- _REQUIREMENT_: In the records below, find each line with the word "title" and copy it.

----------------

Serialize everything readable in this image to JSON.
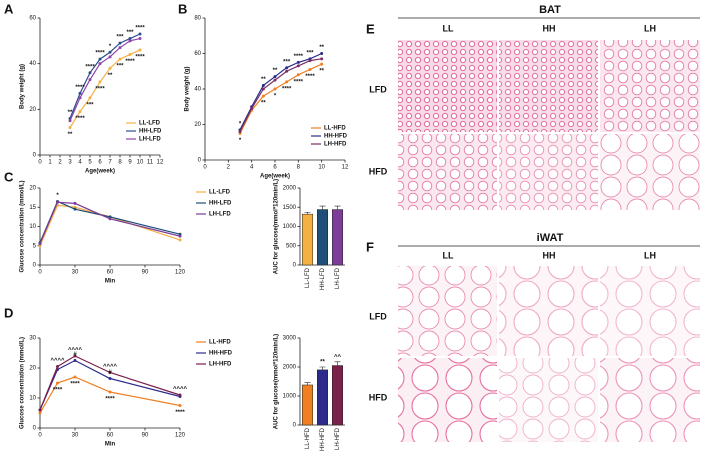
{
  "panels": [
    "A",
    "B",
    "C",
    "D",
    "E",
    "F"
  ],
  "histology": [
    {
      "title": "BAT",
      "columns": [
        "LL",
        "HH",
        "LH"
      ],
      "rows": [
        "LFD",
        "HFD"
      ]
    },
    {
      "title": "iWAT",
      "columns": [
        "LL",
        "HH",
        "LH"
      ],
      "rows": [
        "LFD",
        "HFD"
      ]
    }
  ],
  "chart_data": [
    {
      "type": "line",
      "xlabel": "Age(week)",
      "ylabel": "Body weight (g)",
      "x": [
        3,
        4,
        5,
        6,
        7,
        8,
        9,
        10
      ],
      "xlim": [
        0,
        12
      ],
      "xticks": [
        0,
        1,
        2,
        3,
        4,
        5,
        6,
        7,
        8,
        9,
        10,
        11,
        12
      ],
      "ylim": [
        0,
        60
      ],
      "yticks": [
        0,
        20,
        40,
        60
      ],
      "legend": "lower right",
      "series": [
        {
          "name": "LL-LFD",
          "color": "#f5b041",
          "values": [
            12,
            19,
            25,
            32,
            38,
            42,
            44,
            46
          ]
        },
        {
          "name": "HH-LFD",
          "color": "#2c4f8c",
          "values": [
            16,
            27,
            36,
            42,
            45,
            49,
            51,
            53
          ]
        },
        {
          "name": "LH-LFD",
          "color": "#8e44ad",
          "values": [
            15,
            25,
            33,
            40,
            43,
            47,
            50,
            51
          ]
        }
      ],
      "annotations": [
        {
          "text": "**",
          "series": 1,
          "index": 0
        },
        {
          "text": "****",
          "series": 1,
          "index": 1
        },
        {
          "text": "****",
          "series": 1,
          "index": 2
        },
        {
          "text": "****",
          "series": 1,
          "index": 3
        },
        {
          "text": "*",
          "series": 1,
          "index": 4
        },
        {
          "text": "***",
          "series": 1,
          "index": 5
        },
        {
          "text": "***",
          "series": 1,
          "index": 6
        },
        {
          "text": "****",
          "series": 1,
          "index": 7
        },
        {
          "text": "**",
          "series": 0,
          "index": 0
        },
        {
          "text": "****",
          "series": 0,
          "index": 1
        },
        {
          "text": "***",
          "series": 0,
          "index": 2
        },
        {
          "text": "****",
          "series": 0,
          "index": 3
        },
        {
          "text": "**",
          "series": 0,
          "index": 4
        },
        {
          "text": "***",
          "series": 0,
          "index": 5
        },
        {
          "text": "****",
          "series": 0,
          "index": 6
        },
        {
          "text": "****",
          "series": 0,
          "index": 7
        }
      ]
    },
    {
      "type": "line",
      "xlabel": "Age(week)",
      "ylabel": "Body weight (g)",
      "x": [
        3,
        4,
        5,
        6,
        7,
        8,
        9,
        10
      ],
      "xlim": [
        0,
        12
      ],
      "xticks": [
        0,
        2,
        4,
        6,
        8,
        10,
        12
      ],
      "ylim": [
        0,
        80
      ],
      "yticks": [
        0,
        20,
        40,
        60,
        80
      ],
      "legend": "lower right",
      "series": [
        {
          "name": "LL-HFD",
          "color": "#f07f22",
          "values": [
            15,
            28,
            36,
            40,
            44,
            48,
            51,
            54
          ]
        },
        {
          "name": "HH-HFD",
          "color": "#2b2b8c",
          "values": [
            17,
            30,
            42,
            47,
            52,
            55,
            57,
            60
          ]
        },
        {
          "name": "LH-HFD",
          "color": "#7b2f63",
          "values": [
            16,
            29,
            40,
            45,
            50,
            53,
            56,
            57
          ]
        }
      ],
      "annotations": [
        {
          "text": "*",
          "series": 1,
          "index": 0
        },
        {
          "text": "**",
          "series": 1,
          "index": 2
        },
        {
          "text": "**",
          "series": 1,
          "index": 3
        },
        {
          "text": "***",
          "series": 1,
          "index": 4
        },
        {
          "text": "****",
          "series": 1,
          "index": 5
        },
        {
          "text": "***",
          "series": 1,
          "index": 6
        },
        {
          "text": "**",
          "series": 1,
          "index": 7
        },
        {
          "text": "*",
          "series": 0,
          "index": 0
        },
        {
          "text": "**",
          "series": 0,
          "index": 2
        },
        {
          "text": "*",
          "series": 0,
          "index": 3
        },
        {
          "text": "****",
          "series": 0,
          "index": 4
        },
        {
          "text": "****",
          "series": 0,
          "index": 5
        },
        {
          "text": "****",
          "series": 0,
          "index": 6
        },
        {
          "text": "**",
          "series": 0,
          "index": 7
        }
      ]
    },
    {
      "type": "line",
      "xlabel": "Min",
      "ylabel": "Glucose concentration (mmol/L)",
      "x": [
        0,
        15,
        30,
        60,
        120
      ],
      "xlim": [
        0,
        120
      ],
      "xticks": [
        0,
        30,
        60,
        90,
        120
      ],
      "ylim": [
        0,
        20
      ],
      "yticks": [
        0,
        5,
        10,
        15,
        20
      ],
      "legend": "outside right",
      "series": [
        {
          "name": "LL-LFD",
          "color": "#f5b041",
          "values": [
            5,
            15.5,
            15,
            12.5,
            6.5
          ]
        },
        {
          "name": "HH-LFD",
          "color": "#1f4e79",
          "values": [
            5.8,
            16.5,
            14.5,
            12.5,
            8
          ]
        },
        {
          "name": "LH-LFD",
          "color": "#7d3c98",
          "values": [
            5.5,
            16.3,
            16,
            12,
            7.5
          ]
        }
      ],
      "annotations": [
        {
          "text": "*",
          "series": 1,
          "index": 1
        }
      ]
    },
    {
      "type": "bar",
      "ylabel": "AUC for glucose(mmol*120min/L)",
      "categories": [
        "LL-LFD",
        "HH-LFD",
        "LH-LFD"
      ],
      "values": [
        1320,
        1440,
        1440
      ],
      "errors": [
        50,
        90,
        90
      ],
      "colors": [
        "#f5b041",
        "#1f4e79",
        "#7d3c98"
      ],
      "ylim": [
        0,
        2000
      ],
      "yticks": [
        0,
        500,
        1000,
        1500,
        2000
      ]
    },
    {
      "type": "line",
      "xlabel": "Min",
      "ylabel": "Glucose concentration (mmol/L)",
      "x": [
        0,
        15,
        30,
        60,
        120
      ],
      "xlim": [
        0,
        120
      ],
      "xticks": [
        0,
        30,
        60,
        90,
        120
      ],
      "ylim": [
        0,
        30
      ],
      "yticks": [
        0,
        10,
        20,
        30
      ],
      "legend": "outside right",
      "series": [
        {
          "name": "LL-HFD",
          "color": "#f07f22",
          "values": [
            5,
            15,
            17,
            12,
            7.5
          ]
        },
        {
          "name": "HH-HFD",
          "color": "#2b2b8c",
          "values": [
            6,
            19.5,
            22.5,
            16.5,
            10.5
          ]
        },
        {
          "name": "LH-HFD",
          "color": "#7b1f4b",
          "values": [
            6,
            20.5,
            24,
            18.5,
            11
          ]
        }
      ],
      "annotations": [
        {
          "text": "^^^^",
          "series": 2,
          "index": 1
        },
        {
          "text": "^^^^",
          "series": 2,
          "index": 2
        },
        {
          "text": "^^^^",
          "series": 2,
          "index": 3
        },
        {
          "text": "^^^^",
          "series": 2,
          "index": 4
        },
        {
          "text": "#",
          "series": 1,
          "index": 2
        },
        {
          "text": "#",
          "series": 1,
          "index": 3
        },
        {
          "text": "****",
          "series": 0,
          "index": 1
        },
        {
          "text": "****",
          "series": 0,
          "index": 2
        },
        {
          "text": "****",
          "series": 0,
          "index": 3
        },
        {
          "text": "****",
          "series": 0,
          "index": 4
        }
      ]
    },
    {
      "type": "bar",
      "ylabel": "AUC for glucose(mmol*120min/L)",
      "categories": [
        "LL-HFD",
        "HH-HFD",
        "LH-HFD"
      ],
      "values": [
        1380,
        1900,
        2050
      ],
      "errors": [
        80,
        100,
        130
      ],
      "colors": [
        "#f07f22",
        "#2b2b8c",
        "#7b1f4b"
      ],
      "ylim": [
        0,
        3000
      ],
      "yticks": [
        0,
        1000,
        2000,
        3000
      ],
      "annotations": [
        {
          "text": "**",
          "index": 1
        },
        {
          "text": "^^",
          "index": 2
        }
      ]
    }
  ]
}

----------------

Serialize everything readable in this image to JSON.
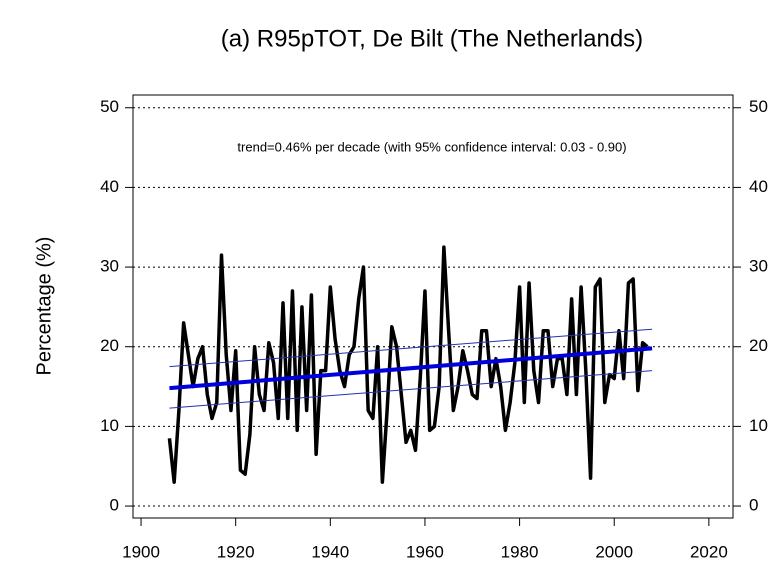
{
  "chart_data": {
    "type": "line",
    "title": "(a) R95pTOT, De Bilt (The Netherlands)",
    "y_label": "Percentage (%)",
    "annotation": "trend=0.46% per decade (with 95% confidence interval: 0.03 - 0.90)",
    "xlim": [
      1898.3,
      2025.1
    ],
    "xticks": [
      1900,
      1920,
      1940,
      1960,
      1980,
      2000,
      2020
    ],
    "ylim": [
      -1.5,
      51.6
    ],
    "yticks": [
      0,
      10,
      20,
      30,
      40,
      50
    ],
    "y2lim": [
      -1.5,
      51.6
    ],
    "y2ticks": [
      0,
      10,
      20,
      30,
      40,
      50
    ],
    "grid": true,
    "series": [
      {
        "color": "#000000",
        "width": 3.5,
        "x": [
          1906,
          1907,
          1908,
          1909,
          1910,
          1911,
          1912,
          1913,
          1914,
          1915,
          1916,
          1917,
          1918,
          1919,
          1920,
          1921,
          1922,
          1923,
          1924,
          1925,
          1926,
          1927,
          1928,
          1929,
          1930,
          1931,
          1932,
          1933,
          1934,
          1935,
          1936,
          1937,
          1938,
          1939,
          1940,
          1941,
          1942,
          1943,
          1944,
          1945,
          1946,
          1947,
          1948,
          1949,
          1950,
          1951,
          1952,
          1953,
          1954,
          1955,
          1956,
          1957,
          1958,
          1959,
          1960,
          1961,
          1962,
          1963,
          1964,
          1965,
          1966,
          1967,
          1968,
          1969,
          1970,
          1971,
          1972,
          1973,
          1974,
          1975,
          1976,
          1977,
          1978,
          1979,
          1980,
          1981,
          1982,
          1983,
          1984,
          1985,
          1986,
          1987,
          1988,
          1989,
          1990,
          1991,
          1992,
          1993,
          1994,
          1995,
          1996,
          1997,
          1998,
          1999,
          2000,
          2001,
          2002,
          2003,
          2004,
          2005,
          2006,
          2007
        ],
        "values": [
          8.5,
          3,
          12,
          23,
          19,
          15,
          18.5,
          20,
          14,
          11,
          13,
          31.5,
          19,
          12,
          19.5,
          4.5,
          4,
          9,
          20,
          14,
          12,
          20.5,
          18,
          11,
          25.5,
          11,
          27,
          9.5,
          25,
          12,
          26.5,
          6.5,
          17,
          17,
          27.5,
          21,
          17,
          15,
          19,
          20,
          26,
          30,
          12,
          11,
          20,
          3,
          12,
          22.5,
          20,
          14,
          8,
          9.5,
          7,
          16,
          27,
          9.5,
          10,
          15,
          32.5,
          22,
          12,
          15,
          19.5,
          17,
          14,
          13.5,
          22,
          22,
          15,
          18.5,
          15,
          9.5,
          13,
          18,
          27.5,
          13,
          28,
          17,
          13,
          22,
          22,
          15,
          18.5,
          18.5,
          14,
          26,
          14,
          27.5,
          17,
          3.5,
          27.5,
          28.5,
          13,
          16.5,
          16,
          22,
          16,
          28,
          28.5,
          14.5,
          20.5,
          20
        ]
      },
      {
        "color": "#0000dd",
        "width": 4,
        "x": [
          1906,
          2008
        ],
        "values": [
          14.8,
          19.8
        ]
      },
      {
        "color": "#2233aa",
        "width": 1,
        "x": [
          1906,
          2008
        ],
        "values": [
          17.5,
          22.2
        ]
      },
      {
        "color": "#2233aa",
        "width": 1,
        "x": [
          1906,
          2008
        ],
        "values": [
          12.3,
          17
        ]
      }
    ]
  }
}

----------------

- _EXPECTED ANSWER_:
      "title": "BAT",
      "title": "iWAT",
    "title": "(a) R95pTOT, De Bilt (The Netherlands)",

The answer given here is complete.